- _Work required_
Here are some records; copy every line that holds the word "content".

---------- The input

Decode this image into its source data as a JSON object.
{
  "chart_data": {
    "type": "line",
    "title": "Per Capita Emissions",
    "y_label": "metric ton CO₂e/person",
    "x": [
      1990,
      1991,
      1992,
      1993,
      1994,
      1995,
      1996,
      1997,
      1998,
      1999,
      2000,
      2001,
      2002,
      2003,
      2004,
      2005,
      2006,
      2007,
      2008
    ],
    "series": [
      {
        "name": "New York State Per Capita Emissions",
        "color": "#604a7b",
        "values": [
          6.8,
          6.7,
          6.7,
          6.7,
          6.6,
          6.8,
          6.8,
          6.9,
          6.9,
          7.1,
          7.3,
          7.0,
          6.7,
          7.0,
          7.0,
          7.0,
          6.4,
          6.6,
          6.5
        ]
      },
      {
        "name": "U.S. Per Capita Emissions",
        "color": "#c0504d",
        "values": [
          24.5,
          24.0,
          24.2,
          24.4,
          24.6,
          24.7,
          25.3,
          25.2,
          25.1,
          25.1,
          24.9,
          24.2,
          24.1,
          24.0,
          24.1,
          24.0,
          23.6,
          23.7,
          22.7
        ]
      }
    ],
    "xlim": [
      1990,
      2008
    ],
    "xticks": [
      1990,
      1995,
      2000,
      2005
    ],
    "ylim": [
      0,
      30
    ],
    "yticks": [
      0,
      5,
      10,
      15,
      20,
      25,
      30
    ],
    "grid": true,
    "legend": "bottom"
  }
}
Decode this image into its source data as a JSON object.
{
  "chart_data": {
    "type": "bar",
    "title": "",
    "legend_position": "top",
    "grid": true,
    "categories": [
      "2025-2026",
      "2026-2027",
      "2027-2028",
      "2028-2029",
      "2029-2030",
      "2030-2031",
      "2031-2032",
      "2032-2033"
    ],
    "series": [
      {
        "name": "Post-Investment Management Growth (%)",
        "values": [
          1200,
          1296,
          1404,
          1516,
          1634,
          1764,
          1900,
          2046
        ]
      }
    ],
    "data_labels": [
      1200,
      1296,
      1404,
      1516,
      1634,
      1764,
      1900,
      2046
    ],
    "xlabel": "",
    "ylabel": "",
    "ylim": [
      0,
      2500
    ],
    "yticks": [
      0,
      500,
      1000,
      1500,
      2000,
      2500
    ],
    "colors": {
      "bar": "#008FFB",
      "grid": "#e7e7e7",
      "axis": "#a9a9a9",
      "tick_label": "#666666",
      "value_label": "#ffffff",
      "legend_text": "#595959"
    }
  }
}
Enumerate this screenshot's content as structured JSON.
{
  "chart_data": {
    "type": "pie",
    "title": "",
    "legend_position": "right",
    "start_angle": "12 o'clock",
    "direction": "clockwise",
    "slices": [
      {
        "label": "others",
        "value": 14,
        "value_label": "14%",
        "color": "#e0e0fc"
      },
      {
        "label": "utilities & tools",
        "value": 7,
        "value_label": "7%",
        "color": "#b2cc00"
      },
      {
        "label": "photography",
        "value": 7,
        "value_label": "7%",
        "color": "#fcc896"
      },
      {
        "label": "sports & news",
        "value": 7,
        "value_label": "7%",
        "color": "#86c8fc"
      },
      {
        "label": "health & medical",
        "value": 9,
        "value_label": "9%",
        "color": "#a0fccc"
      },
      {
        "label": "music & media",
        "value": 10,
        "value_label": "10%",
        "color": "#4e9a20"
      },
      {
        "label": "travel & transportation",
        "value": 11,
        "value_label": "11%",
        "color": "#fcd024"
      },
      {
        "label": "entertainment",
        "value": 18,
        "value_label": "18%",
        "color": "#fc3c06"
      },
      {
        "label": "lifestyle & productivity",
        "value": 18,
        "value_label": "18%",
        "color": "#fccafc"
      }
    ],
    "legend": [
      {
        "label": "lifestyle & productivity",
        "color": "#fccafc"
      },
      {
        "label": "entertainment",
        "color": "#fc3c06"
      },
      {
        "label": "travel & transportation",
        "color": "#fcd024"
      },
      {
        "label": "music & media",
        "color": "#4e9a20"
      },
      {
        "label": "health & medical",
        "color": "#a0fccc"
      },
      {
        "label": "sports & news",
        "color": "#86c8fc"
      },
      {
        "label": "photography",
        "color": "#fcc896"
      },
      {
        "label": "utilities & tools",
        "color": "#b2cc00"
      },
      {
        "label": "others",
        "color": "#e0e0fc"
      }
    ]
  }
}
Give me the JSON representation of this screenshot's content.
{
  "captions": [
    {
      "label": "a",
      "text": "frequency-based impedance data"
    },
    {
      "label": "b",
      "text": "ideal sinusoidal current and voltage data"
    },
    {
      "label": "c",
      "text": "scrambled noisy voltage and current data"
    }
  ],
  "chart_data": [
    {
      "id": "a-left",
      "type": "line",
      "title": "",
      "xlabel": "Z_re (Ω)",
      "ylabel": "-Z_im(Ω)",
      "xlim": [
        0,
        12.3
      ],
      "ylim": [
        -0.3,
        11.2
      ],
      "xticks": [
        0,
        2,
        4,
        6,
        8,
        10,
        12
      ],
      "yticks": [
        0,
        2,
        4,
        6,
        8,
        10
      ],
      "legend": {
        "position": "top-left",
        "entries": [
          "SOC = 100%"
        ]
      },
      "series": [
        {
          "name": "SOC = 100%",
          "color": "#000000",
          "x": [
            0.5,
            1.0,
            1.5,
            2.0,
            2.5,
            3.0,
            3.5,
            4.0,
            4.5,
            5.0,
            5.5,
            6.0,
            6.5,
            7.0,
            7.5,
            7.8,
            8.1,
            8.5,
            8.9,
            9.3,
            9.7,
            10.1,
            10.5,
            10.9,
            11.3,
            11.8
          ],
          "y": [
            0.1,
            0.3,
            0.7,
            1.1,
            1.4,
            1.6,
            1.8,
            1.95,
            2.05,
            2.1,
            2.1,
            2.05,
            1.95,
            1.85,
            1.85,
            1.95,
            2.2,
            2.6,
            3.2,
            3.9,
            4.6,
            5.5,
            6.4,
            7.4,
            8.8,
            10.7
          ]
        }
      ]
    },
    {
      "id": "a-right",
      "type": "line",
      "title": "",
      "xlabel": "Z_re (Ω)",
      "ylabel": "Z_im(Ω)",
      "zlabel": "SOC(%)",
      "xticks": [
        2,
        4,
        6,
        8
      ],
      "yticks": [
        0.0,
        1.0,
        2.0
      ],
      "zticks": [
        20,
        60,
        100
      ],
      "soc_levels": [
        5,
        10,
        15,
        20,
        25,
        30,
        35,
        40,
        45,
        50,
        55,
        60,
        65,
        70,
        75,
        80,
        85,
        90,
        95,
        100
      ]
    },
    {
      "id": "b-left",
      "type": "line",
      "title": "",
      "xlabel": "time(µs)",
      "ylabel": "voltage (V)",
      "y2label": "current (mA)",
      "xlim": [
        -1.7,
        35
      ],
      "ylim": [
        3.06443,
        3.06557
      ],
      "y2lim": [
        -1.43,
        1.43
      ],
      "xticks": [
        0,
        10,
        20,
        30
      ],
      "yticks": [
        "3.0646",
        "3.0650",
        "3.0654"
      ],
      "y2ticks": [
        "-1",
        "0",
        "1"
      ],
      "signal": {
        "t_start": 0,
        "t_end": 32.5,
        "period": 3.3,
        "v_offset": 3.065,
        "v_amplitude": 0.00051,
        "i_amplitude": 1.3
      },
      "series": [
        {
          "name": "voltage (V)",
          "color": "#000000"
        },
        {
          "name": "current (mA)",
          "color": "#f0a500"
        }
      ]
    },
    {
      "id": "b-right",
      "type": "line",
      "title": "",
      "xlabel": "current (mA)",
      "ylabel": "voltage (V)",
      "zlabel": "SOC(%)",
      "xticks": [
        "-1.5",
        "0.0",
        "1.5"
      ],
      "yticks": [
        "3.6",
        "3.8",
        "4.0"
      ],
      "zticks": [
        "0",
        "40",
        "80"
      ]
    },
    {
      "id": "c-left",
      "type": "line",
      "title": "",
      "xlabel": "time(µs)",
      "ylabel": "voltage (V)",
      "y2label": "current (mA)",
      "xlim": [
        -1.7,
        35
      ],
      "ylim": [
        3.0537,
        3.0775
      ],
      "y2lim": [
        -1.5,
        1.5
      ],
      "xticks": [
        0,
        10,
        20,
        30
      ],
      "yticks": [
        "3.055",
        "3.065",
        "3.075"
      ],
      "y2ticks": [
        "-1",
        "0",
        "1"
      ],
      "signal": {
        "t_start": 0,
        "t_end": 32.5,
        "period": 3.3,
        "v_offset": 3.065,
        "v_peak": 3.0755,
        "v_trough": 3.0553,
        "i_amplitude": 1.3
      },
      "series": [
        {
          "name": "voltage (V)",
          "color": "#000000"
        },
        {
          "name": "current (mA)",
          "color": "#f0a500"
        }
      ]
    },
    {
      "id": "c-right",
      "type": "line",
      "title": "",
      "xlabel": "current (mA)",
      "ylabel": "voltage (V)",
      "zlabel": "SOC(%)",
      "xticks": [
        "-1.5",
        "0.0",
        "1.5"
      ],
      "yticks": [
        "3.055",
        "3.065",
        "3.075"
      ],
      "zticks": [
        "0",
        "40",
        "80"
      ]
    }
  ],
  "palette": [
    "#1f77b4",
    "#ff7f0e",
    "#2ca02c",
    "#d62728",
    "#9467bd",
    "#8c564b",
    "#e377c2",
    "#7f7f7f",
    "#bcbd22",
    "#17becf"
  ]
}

--------------------

- _Exercise answer_
Enumerate this screenshot's content as structured JSON.
Give me the JSON representation of this screenshot's content.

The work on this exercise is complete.